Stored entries
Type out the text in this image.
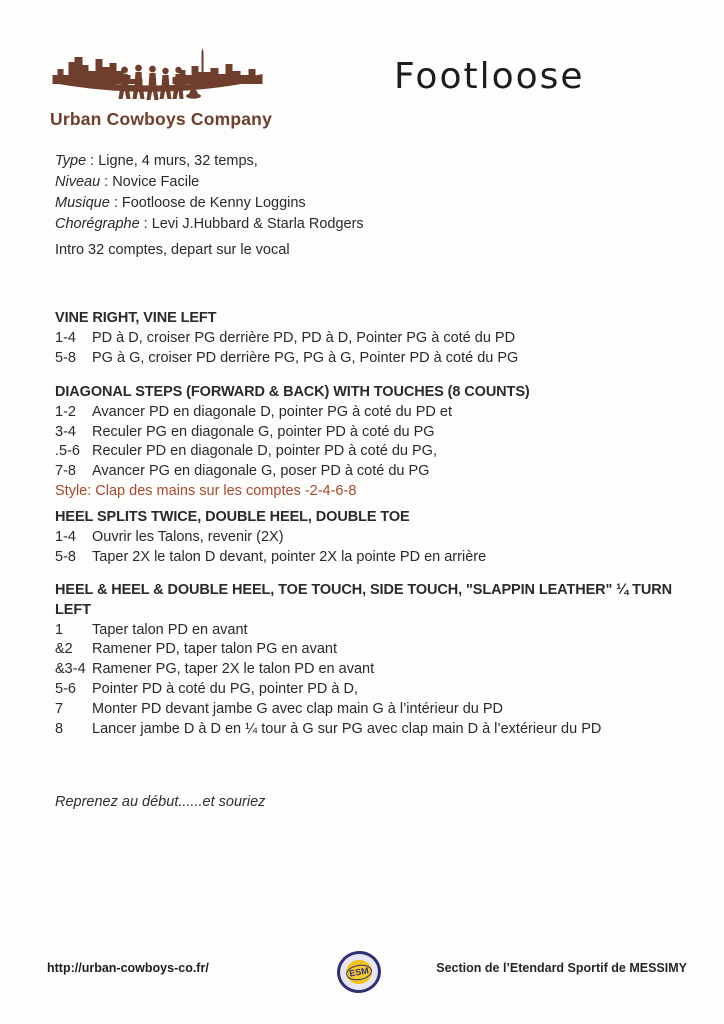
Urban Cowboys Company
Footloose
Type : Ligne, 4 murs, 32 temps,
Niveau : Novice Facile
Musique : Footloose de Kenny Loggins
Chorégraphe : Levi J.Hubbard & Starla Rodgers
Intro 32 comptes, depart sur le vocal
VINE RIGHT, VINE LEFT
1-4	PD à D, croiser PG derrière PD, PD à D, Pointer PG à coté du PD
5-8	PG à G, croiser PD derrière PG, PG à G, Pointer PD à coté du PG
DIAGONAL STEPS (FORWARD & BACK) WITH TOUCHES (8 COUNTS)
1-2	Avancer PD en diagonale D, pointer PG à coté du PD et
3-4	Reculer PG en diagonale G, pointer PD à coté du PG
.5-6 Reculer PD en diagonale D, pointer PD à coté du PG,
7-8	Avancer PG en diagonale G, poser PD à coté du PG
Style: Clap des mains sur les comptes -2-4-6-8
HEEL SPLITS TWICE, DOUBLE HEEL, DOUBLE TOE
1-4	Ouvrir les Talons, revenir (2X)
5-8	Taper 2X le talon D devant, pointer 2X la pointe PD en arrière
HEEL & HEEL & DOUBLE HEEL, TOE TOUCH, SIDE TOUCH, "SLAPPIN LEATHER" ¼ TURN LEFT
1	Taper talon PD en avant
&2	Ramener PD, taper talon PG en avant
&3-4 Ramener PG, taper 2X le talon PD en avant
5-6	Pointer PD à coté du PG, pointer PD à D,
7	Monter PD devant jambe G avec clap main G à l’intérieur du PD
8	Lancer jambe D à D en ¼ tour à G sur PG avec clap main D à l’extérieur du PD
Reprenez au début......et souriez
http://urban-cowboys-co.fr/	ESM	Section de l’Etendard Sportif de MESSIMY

* [Objective]
Of the lines above, copy each that contains "DOUBLE".

* [Answer]
HEEL SPLITS TWICE, DOUBLE HEEL, DOUBLE TOE
HEEL & HEEL & DOUBLE HEEL, TOE TOUCH, SIDE TOUCH, "SLAPPIN LEATHER" ¼ TURN LEFT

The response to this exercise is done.